──────── TRECHO DA FONTE ────────

Os mortais tentam cegar a Polifemo, gigante monstruoso que tinha um só olho em meio da frente e que, junto com outros Cíclopes, foi arrojado às trevas..

    Contam as crônicas que Crono /Saturno, assim que Zeus o obrigou a devolver à vida todos os filhos que tinha engolido, sofreu a ira comum dos seus diretos descendentes. Estes conjuraram-se contra o seu pantagruélico pai e infringiram-lhe uma decisiva derrota. Na batalha tomou parte ativa Hades, que ajustou o capacete que o tornava invisível e conseguiu desarmar Crono e os Titãs, enquanto Zeus os derrubava com o seu poderoso raio e Possêidon os segurava com o seu tridente.
  -Os Ciclopes tinham doado aos deuses esses atributos representados pelo capacete de Hades, o raio e o trovão de Zeus e o tridente de Possêidon. Aqueles seres de descomunais proporções, considerados como os mais hábeis e fortes entre todas as criaturas e que tinham só um olho no meio da fronte -Ciclope = "olho circular"- mostravam, assim, o seu agradecimento aos deuses do Olimpo porque os tinham ajudado em tempos de adversidade. Por exemplo, quando foram expulsos do céu e atados às colunas do insondável abismo subterrâneo, o poderoso Zeus encarregou-se de libertá-los. Embora tal ação não deva ser qualificada como puro altruísmo dado que com ela se pretendia seguir as diretrizes do oráculo, que tinha predito a Vitória sobre Crono e os Titãs só se se libertavam os Ciclopes, se eram devolvidos ao seu antigo lugar de origem e se eram restabelecidos na sua ancestral condição de criaturas imortais. Resultava, pois, de capital importância levar a cabo favoravelmente tão especial missão.

──────── MATERIAL FORNECIDO ────────

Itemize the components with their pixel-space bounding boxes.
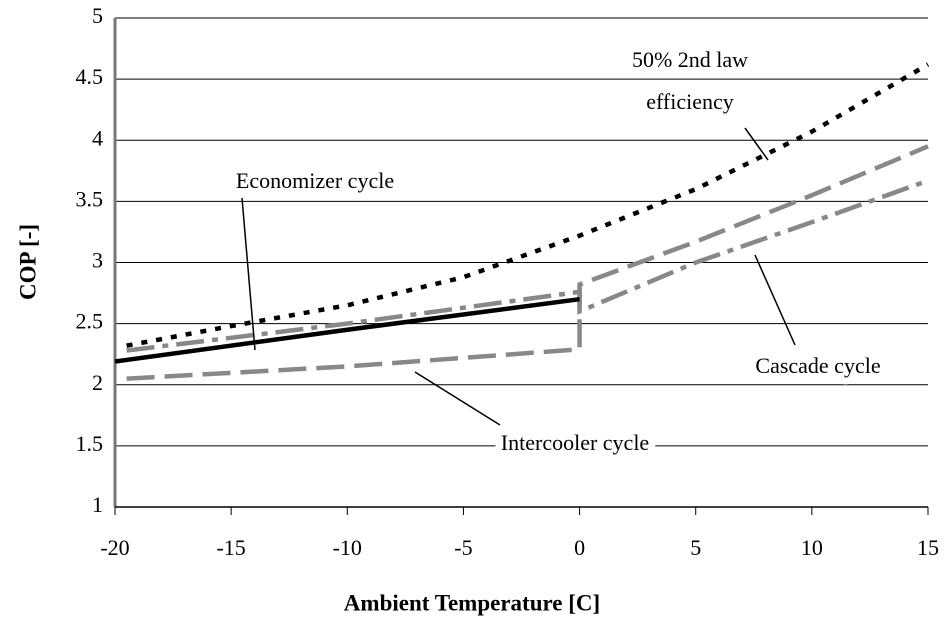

────────

■ **ENUNCIADO 1**:
Enumere os atributos que, segundo o trecho sobre os Ciclopes, esses seres doaram aos deuses, indicando o deus a que cada um corresponde.
■ **ENUNCIADO 2**:
Transcreva sem alterações, do trecho sobre os Ciclopes, tudo o que vai de "Os mortais tentam" até "arrojado às trevas..".

■ **RESOLUÇÃO 1**:
- capacete: Hades
- raio: Zeus
- trovão: Zeus
- tridente: Possêidon

■ **RESOLUÇÃO 2**:
Os mortais tentam cegar a Polifemo, gigante monstruoso que tinha um só olho em meio da frente e que, junto com outros Cíclopes, foi arrojado às trevas..